# WORK TO COMPLETE:
Locate the lines of the listing below that hold "object", then copy each of them.

Stored records:
+ + + + + + +

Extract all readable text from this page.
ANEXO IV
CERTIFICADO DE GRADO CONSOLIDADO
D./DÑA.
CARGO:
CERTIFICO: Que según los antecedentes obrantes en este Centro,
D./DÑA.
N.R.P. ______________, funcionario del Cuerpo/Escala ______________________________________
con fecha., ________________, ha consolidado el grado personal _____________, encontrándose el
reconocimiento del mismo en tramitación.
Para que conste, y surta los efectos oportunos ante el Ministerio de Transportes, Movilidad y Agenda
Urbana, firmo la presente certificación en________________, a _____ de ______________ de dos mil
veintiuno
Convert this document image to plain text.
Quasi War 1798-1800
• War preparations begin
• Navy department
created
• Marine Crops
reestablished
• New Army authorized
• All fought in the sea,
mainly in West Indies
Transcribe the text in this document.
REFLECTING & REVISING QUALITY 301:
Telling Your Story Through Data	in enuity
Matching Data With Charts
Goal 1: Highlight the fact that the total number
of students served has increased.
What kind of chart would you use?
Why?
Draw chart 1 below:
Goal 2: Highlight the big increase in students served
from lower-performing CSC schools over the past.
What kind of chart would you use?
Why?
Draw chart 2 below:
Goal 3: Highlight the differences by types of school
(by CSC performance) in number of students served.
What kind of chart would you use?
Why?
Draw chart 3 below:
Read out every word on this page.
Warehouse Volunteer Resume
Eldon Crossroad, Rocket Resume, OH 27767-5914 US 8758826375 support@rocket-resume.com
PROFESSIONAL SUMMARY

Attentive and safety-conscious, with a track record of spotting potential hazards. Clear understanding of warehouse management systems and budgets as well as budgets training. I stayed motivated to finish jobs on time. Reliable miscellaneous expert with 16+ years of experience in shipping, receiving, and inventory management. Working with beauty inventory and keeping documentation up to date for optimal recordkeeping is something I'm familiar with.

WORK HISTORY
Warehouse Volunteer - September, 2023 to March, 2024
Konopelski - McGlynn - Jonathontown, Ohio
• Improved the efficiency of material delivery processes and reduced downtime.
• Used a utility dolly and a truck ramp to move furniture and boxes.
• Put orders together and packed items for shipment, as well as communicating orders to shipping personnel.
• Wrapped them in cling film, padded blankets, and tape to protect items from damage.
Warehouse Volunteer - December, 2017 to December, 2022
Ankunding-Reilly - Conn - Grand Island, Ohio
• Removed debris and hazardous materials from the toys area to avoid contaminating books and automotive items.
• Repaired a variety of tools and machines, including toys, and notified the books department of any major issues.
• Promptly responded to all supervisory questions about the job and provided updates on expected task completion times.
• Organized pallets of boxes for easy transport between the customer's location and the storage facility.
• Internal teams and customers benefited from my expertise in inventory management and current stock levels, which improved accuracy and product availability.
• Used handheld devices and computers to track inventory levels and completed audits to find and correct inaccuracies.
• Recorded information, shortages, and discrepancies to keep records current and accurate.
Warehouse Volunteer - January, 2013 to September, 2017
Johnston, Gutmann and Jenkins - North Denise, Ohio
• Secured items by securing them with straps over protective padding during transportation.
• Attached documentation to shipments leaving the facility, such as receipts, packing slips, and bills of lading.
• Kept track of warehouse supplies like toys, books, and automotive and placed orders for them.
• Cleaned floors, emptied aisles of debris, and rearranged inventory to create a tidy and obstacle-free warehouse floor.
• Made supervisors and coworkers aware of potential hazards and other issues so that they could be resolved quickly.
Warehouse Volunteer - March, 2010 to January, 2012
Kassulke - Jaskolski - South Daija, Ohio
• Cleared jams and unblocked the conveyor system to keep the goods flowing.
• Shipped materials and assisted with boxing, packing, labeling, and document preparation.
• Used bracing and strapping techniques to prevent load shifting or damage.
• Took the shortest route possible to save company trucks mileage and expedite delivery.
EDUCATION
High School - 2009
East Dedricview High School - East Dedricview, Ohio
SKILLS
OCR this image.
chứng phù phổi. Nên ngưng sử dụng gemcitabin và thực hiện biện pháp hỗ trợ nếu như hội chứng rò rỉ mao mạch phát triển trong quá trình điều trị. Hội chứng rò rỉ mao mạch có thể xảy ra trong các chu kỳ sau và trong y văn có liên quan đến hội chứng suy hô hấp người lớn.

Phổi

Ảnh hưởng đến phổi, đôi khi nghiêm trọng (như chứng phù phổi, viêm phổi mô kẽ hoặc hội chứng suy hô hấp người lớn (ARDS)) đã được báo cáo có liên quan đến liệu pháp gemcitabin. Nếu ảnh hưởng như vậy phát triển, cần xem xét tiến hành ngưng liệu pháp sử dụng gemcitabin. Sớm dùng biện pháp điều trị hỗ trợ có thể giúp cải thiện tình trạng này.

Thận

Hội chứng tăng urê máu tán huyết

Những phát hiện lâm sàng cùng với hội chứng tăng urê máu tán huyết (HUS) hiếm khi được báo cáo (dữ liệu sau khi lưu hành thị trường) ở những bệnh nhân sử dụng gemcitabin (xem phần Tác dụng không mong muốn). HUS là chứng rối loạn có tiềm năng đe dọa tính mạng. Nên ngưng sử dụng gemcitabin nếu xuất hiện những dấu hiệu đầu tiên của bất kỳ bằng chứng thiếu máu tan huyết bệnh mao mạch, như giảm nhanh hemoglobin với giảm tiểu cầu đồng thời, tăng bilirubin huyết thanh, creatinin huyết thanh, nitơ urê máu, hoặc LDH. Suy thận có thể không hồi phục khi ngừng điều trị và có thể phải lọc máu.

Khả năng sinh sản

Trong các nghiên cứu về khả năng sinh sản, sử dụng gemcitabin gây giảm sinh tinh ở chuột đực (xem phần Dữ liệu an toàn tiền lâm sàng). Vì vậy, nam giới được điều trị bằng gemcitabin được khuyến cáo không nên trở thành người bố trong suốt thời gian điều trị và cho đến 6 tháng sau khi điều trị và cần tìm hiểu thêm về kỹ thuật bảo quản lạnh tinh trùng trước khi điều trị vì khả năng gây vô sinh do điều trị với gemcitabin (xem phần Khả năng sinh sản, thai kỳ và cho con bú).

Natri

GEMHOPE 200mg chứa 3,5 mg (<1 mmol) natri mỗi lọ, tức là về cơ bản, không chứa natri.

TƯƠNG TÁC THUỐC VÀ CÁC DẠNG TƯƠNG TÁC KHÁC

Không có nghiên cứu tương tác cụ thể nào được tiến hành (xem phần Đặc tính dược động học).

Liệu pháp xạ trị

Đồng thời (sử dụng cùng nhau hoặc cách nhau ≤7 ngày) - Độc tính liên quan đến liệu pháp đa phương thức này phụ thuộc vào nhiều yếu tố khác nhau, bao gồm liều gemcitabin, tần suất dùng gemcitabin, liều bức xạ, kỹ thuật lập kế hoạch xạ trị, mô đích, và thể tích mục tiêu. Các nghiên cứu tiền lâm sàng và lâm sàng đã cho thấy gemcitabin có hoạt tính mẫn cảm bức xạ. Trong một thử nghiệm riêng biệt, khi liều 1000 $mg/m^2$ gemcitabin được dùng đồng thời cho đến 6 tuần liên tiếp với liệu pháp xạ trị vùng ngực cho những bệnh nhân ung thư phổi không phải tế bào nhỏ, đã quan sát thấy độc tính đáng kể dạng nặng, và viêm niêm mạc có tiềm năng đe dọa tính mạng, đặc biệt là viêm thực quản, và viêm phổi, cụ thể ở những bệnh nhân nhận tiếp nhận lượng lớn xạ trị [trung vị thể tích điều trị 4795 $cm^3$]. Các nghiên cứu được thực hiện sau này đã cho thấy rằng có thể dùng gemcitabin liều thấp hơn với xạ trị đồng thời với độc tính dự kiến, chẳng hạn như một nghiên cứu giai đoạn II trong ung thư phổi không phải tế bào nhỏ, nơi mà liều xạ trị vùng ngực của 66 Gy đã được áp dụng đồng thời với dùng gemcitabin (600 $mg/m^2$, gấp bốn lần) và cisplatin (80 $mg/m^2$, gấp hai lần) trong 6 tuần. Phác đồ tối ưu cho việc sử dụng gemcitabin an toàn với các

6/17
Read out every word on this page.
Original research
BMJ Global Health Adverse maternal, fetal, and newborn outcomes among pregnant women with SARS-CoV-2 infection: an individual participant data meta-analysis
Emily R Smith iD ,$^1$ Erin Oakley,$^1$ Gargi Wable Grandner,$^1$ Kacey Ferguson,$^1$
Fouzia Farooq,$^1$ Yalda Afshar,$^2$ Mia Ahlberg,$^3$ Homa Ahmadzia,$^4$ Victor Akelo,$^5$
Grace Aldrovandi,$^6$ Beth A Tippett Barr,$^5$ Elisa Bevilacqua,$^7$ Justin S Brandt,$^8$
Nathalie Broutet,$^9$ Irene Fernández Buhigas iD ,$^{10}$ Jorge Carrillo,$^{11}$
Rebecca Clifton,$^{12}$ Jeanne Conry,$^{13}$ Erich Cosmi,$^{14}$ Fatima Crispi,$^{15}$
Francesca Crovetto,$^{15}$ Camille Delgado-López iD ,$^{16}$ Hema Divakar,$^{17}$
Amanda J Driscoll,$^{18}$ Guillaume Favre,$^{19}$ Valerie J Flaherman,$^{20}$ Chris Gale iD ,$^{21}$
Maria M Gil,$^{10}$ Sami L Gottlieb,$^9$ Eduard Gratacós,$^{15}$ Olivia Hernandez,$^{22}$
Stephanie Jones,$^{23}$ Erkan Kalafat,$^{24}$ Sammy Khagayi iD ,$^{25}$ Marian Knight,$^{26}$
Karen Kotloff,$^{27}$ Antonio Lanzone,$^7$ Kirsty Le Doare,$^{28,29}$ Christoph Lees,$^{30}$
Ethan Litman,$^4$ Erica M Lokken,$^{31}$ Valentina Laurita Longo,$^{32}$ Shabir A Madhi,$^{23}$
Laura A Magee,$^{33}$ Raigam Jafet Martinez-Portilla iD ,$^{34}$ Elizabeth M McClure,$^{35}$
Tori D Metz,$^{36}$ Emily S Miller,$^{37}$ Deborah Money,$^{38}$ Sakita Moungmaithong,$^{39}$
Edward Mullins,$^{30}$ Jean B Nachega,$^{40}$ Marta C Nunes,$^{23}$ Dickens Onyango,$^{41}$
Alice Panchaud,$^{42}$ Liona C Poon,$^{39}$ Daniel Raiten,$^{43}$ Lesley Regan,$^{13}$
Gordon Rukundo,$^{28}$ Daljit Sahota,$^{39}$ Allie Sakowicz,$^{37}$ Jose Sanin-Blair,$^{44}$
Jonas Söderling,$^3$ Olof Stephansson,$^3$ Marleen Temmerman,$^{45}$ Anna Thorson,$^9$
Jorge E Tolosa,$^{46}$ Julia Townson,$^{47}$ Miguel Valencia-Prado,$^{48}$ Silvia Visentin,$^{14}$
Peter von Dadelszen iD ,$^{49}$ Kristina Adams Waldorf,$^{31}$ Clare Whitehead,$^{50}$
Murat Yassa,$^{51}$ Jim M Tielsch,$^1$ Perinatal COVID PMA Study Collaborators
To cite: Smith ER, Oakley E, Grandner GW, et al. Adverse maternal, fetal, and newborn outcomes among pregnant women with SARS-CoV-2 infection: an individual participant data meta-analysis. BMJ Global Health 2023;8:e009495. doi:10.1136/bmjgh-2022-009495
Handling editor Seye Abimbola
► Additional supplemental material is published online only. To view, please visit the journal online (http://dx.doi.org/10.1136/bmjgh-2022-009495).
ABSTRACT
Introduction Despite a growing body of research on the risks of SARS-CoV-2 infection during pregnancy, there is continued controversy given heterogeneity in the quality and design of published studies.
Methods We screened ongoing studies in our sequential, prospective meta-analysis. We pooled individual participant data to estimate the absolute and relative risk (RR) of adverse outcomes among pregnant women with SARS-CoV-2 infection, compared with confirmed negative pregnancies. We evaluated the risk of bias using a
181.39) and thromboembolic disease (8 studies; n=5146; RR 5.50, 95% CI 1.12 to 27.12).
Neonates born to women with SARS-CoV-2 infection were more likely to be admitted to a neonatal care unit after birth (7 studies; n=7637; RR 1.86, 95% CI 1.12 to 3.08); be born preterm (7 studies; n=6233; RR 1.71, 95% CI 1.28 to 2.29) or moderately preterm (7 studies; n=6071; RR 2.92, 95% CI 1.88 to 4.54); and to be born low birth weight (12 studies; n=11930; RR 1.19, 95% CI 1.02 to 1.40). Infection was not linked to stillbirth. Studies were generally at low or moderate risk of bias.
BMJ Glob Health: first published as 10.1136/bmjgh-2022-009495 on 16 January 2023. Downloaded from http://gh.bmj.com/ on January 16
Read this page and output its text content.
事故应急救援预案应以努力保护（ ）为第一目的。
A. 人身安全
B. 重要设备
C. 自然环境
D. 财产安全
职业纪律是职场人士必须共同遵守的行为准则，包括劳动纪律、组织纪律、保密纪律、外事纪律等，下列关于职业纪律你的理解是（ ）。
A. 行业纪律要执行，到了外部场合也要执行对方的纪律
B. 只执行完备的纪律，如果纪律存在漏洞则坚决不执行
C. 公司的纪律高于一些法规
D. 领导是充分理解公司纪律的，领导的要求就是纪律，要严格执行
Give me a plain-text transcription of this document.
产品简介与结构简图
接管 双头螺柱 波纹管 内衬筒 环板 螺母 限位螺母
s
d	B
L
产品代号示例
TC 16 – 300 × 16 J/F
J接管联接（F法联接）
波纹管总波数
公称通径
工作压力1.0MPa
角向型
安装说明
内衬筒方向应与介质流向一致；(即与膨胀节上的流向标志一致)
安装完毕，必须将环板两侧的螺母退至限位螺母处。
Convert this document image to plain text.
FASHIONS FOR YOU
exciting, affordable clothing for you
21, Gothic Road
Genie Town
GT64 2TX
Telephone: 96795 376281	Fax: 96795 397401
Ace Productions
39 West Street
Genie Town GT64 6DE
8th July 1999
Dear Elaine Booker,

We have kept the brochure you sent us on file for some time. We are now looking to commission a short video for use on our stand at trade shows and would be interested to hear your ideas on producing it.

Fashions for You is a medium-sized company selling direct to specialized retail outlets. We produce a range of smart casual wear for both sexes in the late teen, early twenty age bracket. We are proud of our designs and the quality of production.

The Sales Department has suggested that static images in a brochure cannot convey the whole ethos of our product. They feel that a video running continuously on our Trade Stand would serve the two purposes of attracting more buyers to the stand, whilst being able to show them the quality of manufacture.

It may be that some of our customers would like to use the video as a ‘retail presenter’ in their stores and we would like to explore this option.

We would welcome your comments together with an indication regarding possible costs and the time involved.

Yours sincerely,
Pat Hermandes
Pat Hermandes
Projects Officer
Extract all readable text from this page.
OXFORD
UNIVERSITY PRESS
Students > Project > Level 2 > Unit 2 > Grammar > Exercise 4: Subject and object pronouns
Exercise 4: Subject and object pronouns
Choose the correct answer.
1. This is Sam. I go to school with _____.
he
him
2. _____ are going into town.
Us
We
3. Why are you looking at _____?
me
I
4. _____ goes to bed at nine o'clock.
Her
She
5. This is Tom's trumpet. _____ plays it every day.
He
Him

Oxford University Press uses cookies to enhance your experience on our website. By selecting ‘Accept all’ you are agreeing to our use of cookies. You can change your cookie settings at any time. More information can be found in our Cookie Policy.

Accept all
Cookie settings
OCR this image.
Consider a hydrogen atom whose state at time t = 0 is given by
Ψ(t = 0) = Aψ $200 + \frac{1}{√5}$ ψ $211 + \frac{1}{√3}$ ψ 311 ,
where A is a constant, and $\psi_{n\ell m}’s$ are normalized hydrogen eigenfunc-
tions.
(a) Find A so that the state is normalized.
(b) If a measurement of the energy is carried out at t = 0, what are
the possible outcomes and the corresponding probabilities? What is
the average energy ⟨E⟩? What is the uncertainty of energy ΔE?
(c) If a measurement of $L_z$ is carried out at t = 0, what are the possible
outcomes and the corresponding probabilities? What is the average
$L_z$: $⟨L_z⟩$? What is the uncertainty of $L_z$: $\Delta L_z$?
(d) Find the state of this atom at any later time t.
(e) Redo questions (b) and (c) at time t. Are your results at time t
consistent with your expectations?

+ + + + + + +

# WRITTEN RESPONSE:
Students > Project > Level 2 > Unit 2 > Grammar > Exercise 4: Subject and object pronouns
Exercise 4: Subject and object pronouns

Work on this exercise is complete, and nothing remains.